== Segment start ==

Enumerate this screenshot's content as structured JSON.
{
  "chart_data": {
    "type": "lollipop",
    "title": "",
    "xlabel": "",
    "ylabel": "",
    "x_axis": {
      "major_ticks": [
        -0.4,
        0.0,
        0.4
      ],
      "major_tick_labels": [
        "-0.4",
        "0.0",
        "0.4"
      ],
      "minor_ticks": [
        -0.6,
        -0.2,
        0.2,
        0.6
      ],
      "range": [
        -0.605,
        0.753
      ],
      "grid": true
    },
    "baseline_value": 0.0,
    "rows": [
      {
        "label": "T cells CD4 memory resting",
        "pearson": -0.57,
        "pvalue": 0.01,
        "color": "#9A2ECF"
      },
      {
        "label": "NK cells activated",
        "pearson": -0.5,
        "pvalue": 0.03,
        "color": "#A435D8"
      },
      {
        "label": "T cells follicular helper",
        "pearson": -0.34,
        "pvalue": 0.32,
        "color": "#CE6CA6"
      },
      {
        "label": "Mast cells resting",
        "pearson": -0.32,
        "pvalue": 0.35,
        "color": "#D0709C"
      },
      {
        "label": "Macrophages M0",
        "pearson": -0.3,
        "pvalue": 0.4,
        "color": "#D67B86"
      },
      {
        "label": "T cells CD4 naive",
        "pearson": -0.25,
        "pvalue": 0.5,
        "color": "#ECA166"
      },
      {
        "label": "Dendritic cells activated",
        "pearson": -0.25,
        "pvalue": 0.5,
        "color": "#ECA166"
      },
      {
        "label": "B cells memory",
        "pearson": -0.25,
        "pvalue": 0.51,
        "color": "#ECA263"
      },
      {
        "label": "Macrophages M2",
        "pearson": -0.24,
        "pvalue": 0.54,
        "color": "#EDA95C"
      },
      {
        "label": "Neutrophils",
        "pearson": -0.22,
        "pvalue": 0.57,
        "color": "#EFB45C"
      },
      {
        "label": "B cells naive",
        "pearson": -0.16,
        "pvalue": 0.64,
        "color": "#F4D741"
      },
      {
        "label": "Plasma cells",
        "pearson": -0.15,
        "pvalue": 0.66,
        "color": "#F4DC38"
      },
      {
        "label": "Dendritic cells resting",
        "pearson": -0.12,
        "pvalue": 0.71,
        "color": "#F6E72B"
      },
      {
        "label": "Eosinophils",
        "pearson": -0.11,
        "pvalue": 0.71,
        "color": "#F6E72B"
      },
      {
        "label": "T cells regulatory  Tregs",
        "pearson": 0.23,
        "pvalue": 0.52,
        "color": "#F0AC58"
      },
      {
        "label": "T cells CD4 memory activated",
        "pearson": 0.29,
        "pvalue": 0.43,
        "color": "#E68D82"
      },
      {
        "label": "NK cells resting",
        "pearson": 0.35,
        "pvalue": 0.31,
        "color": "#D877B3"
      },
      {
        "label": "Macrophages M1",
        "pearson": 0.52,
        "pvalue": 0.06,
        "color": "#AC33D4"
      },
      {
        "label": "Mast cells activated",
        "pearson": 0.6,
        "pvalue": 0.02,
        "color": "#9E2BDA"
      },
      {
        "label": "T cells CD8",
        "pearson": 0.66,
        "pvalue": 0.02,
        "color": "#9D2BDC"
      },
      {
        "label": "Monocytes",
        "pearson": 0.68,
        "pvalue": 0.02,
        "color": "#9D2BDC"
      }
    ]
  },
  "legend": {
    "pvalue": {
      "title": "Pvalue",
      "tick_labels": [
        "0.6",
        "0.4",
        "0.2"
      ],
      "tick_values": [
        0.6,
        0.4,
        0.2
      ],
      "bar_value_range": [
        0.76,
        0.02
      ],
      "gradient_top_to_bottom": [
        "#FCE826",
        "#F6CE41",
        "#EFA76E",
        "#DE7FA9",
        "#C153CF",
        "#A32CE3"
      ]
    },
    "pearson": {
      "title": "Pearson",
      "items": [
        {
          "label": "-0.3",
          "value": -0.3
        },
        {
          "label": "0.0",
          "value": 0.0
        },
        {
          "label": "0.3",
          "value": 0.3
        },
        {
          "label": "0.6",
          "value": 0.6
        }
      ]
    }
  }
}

== Segment end ==

__About this task__.
Take each line above that holds the string "resting" and copy it.

__Expected output__.
        "label": "T cells CD4 memory resting",
        "label": "Mast cells resting",
        "label": "Dendritic cells resting",
        "label": "NK cells resting",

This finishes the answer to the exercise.